→ **To be done**
Identify each line containing the word "Strongly" and copy it.

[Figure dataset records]
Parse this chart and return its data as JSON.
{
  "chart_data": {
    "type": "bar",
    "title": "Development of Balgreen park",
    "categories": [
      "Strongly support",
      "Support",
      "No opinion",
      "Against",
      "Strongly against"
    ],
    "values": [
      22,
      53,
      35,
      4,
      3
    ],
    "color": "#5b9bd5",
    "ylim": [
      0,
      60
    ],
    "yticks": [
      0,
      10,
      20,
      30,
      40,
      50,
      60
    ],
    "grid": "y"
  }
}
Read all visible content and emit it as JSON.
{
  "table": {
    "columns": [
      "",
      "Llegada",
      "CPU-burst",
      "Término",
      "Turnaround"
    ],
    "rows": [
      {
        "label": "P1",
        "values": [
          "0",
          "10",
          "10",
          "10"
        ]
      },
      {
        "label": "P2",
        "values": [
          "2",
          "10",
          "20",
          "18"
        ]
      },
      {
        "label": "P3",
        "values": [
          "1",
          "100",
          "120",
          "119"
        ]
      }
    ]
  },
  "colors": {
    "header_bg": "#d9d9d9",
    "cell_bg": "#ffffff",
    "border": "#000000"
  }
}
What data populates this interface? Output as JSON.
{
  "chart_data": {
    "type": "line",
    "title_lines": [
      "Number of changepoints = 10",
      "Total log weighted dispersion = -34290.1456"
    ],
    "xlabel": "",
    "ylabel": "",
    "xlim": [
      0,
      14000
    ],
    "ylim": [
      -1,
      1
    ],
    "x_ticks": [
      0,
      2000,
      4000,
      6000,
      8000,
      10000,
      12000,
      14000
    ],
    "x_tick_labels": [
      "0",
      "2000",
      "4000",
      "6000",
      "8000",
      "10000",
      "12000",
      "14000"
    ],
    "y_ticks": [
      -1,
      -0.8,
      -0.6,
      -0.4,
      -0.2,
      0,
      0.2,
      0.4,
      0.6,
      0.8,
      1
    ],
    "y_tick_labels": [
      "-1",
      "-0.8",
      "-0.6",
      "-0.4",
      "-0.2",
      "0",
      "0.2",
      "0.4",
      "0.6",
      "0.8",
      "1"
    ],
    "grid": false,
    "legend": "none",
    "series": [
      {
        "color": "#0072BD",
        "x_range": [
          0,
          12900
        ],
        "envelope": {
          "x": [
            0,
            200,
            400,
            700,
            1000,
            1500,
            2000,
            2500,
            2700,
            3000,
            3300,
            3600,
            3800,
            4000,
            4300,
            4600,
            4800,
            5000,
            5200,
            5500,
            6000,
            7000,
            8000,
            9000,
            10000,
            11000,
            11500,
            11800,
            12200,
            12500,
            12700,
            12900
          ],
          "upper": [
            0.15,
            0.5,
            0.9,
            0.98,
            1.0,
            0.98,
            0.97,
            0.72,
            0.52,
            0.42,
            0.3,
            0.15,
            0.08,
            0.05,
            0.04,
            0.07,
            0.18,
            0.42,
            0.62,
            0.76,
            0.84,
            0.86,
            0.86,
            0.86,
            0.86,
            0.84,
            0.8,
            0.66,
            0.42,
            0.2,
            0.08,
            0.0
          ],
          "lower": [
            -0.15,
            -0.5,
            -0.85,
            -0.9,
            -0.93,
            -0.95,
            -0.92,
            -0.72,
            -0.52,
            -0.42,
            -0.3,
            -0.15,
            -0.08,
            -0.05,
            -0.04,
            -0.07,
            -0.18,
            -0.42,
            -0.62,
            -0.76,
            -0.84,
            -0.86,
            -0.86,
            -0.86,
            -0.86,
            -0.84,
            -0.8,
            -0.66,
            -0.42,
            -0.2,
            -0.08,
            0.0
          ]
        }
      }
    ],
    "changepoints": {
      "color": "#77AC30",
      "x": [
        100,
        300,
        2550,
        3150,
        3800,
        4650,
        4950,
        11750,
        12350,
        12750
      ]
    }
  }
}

→ **Complete answer**
      "Strongly support",
      "Strongly against"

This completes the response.